··· Data for processing
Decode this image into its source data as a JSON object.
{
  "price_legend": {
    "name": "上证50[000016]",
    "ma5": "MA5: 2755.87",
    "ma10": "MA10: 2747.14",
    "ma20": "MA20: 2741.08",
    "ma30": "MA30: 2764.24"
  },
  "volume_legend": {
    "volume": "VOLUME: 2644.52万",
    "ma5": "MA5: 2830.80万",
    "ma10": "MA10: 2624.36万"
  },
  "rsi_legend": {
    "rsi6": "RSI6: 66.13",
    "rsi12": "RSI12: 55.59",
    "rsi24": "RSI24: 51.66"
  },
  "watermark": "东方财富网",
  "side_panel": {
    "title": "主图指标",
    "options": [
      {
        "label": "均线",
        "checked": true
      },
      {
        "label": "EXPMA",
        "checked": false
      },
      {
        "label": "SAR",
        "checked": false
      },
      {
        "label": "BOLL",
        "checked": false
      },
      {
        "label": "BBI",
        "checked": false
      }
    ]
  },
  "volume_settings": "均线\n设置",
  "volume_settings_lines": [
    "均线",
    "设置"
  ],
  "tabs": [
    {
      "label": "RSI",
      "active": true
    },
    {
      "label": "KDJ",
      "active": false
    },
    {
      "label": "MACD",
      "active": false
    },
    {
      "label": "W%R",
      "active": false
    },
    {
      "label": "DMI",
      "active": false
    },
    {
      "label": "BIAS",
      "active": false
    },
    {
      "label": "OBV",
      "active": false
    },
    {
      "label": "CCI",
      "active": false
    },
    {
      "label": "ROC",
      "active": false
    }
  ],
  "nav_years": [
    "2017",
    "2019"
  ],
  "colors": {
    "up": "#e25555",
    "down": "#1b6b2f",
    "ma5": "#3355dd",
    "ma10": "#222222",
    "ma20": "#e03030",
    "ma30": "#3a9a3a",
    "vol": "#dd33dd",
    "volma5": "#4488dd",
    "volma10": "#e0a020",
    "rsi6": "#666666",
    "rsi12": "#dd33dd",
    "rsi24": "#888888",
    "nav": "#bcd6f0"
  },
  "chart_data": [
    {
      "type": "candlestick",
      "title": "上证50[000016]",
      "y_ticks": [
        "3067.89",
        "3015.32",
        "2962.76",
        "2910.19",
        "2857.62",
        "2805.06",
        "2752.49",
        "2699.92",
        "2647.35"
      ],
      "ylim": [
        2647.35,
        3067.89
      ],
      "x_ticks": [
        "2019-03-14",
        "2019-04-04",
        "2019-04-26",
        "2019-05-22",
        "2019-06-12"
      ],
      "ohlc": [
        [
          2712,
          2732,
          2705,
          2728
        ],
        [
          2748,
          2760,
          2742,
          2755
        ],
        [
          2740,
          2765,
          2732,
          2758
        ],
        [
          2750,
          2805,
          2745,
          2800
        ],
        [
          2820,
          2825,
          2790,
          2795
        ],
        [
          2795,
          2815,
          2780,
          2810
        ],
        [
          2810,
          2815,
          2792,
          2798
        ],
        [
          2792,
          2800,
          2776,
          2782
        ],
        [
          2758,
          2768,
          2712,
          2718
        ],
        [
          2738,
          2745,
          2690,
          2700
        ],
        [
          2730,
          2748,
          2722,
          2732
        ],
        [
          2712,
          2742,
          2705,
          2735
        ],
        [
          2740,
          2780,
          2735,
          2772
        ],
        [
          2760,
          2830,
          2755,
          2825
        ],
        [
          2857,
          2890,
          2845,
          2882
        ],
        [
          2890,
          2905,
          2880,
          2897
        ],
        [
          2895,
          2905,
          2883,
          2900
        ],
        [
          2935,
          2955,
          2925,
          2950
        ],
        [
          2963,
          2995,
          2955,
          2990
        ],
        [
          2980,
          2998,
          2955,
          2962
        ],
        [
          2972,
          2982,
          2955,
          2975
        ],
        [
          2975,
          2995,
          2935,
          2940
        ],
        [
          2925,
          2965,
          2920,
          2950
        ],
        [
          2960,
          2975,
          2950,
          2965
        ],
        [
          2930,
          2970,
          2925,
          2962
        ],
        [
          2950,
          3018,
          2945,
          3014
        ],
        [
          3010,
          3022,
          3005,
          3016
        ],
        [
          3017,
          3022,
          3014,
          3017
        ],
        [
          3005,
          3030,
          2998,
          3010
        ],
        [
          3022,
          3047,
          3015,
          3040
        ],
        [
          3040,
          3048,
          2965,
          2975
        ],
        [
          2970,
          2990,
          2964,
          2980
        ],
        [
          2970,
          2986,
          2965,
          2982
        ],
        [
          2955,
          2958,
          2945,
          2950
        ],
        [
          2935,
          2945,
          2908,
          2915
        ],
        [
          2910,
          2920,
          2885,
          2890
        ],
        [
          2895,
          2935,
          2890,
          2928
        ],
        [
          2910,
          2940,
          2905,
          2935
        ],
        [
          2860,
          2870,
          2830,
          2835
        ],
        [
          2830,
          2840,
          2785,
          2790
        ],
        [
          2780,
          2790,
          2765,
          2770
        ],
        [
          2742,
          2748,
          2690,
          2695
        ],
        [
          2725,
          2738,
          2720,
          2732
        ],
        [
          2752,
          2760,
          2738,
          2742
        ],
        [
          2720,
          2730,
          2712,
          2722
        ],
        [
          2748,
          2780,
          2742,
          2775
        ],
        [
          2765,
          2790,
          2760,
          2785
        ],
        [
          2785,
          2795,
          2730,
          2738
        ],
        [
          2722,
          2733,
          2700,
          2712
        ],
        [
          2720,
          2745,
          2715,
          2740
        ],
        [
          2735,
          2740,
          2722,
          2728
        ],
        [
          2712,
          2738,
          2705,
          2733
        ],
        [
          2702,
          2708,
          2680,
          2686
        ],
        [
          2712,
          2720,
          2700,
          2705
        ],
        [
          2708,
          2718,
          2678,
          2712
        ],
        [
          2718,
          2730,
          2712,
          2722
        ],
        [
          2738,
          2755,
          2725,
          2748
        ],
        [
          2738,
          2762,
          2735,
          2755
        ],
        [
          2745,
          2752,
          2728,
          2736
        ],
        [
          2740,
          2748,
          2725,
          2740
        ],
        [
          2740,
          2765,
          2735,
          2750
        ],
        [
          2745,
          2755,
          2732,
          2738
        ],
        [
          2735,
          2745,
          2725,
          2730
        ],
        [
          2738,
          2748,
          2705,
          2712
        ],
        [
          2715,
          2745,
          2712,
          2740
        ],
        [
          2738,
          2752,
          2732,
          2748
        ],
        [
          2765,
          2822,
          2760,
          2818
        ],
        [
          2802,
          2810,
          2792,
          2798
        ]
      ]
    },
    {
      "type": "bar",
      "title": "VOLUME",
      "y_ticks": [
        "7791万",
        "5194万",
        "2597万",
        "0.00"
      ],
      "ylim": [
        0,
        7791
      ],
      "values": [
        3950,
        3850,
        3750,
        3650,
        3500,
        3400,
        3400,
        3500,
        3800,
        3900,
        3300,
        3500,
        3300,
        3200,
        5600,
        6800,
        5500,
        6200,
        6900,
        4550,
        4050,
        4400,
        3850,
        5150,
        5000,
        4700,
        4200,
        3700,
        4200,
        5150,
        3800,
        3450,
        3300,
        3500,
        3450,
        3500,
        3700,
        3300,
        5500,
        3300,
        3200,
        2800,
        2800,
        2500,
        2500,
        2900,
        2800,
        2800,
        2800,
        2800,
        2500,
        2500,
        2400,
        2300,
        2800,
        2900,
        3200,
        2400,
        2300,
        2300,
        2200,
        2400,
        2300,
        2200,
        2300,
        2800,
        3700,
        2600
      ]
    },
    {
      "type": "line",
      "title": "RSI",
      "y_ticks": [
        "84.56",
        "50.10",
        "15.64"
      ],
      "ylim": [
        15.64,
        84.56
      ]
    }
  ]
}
······
- _Problem to work on_
Return every line of the preceding records in which the word "type" appears.

- _Answer to the exercise_
      "type": "candlestick",
      "type": "bar",
      "type": "line",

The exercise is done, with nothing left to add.